DIRECTIVE: Each record must be reproduced exactly as it is shown.

DATASET RECORDS:
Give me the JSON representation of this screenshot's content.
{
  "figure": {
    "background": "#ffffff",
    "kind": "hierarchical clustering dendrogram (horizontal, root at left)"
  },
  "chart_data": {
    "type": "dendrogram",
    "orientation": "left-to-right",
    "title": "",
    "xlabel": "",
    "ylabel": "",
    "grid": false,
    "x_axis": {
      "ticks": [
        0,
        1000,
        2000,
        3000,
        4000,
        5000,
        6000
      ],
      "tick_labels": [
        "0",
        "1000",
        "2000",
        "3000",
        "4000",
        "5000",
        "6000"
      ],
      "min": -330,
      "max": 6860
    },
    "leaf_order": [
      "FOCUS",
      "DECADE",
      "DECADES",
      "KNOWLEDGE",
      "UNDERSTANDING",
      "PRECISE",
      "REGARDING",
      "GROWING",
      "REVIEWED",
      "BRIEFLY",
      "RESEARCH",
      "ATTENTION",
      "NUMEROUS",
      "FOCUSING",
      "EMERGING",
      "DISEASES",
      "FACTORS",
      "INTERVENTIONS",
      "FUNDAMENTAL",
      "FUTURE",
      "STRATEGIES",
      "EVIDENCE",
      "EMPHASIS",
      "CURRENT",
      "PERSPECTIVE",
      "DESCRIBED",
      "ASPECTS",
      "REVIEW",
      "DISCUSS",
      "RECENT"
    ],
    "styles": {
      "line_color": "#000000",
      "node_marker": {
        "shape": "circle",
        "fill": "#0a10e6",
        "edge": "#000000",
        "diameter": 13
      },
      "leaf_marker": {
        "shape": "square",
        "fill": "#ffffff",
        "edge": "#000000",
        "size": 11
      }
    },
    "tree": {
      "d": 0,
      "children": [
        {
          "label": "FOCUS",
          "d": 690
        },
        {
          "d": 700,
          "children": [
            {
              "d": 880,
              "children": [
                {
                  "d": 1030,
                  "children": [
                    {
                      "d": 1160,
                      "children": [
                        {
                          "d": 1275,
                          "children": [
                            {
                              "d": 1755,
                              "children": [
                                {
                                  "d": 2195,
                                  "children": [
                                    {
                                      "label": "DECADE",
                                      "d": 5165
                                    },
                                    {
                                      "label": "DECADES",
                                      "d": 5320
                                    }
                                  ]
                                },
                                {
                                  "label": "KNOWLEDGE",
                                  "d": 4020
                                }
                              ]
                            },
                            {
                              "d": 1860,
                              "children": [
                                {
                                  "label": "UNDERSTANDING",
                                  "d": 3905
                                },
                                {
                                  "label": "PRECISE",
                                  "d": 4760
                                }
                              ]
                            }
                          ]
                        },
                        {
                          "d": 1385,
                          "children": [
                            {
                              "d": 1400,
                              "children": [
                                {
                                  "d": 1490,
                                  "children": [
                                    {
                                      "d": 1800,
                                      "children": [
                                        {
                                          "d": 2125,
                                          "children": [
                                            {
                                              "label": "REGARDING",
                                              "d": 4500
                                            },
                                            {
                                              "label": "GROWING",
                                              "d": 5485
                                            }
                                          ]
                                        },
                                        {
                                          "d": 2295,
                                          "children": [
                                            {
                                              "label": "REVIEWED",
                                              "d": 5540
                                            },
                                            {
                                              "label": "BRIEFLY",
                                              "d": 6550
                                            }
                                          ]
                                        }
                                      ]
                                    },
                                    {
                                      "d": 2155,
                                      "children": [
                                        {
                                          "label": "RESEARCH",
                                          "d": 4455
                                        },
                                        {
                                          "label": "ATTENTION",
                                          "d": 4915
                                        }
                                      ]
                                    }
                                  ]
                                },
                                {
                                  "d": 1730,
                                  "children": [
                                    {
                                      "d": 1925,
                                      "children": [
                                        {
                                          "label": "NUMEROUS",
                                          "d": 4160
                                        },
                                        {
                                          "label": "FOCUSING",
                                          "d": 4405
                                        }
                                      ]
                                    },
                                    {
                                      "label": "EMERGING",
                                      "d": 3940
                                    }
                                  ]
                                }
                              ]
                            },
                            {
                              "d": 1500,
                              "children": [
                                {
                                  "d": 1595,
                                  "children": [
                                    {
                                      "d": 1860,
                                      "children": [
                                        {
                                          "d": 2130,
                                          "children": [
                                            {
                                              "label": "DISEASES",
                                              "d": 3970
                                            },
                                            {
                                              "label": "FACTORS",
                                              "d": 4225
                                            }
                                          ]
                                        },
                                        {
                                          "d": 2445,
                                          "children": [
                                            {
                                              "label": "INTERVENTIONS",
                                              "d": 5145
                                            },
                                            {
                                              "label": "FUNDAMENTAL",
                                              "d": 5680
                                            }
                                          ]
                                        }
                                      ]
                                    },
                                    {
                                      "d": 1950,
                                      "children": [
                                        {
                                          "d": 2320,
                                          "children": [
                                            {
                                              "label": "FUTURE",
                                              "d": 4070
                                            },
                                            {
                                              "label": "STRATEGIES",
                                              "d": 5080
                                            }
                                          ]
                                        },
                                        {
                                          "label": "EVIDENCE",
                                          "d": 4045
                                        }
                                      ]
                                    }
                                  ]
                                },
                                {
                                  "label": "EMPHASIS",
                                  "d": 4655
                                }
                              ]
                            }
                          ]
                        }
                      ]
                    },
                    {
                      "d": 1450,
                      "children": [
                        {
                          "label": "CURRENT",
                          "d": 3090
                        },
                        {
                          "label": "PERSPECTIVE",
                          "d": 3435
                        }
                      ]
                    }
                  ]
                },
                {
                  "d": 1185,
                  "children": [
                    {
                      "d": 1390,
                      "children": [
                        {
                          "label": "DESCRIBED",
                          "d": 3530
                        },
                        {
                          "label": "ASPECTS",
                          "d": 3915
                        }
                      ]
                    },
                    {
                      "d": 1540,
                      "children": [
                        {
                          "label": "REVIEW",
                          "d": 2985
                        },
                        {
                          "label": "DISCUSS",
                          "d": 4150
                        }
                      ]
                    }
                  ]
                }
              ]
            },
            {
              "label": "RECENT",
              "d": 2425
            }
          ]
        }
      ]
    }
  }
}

REPLY:
Give me the JSON representation of this screenshot's content.
{
  "figure": {
    "background": "#ffffff",
    "kind": "hierarchical clustering dendrogram (horizontal, root at left)"
  },
  "chart_data": {
    "type": "dendrogram",
    "orientation": "left-to-right",
    "title": "",
    "xlabel": "",
    "ylabel": "",
    "grid": false,
    "x_axis": {
      "ticks": [
        0,
        1000,
        2000,
        3000,
        4000,
        5000,
        6000
      ],
      "tick_labels": [
        "0",
        "1000",
        "2000",
        "3000",
        "4000",
        "5000",
        "6000"
      ],
      "min": -330,
      "max": 6860
    },
    "leaf_order": [
      "FOCUS",
      "DECADE",
      "DECADES",
      "KNOWLEDGE",
      "UNDERSTANDING",
      "PRECISE",
      "REGARDING",
      "GROWING",
      "REVIEWED",
      "BRIEFLY",
      "RESEARCH",
      "ATTENTION",
      "NUMEROUS",
      "FOCUSING",
      "EMERGING",
      "DISEASES",
      "FACTORS",
      "INTERVENTIONS",
      "FUNDAMENTAL",
      "FUTURE",
      "STRATEGIES",
      "EVIDENCE",
      "EMPHASIS",
      "CURRENT",
      "PERSPECTIVE",
      "DESCRIBED",
      "ASPECTS",
      "REVIEW",
      "DISCUSS",
      "RECENT"
    ],
    "styles": {
      "line_color": "#000000",
      "node_marker": {
        "shape": "circle",
        "fill": "#0a10e6",
        "edge": "#000000",
        "diameter": 13
      },
      "leaf_marker": {
        "shape": "square",
        "fill": "#ffffff",
        "edge": "#000000",
        "size": 11
      }
    },
    "tree": {
      "d": 0,
      "children": [
        {
          "label": "FOCUS",
          "d": 690
        },
        {
          "d": 700,
          "children": [
            {
              "d": 880,
              "children": [
                {
                  "d": 1030,
                  "children": [
                    {
                      "d": 1160,
                      "children": [
                        {
                          "d": 1275,
                          "children": [
                            {
                              "d": 1755,
                              "children": [
                                {
                                  "d": 2195,
                                  "children": [
                                    {
                                      "label": "DECADE",
                                      "d": 5165
                                    },
                                    {
                                      "label": "DECADES",
                                      "d": 5320
                                    }
                                  ]
                                },
                                {
                                  "label": "KNOWLEDGE",
                                  "d": 4020
                                }
                              ]
                            },
                            {
                              "d": 1860,
                              "children": [
                                {
                                  "label": "UNDERSTANDING",
                                  "d": 3905
                                },
                                {
                                  "label": "PRECISE",
                                  "d": 4760
                                }
                              ]
                            }
                          ]
                        },
                        {
                          "d": 1385,
                          "children": [
                            {
                              "d": 1400,
                              "children": [
                                {
                                  "d": 1490,
                                  "children": [
                                    {
                                      "d": 1800,
                                      "children": [
                                        {
                                          "d": 2125,
                                          "children": [
                                            {
                                              "label": "REGARDING",
                                              "d": 4500
                                            },
                                            {
                                              "label": "GROWING",
                                              "d": 5485
                                            }
                                          ]
                                        },
                                        {
                                          "d": 2295,
                                          "children": [
                                            {
                                              "label": "REVIEWED",
                                              "d": 5540
                                            },
                                            {
                                              "label": "BRIEFLY",
                                              "d": 6550
                                            }
                                          ]
                                        }
                                      ]
                                    },
                                    {
                                      "d": 2155,
                                      "children": [
                                        {
                                          "label": "RESEARCH",
                                          "d": 4455
                                        },
                                        {
                                          "label": "ATTENTION",
                                          "d": 4915
                                        }
                                      ]
                                    }
                                  ]
                                },
                                {
                                  "d": 1730,
                                  "children": [
                                    {
                                      "d": 1925,
                                      "children": [
                                        {
                                          "label": "NUMEROUS",
                                          "d": 4160
                                        },
                                        {
                                          "label": "FOCUSING",
                                          "d": 4405
                                        }
                                      ]
                                    },
                                    {
                                      "label": "EMERGING",
                                      "d": 3940
                                    }
                                  ]
                                }
                              ]
                            },
                            {
                              "d": 1500,
                              "children": [
                                {
                                  "d": 1595,
                                  "children": [
                                    {
                                      "d": 1860,
                                      "children": [
                                        {
                                          "d": 2130,
                                          "children": [
                                            {
                                              "label": "DISEASES",
                                              "d": 3970
                                            },
                                            {
                                              "label": "FACTORS",
                                              "d": 4225
                                            }
                                          ]
                                        },
                                        {
                                          "d": 2445,
                                          "children": [
                                            {
                                              "label": "INTERVENTIONS",
                                              "d": 5145
                                            },
                                            {
                                              "label": "FUNDAMENTAL",
                                              "d": 5680
                                            }
                                          ]
                                        }
                                      ]
                                    },
                                    {
                                      "d": 1950,
                                      "children": [
                                        {
                                          "d": 2320,
                                          "children": [
                                            {
                                              "label": "FUTURE",
                                              "d": 4070
                                            },
                                            {
                                              "label": "STRATEGIES",
                                              "d": 5080
                                            }
                                          ]
                                        },
                                        {
                                          "label": "EVIDENCE",
                                          "d": 4045
                                        }
                                      ]
                                    }
                                  ]
                                },
                                {
                                  "label": "EMPHASIS",
                                  "d": 4655
                                }
                              ]
                            }
                          ]
                        }
                      ]
                    },
                    {
                      "d": 1450,
                      "children": [
                        {
                          "label": "CURRENT",
                          "d": 3090
                        },
                        {
                          "label": "PERSPECTIVE",
                          "d": 3435
                        }
                      ]
                    }
                  ]
                },
                {
                  "d": 1185,
                  "children": [
                    {
                      "d": 1390,
                      "children": [
                        {
                          "label": "DESCRIBED",
                          "d": 3530
                        },
                        {
                          "label": "ASPECTS",
                          "d": 3915
                        }
                      ]
                    },
                    {
                      "d": 1540,
                      "children": [
                        {
                          "label": "REVIEW",
                          "d": 2985
                        },
                        {
                          "label": "DISCUSS",
                          "d": 4150
                        }
                      ]
                    }
                  ]
                }
              ]
            },
            {
              "label": "RECENT",
              "d": 2425
            }
          ]
        }
      ]
    }
  }
}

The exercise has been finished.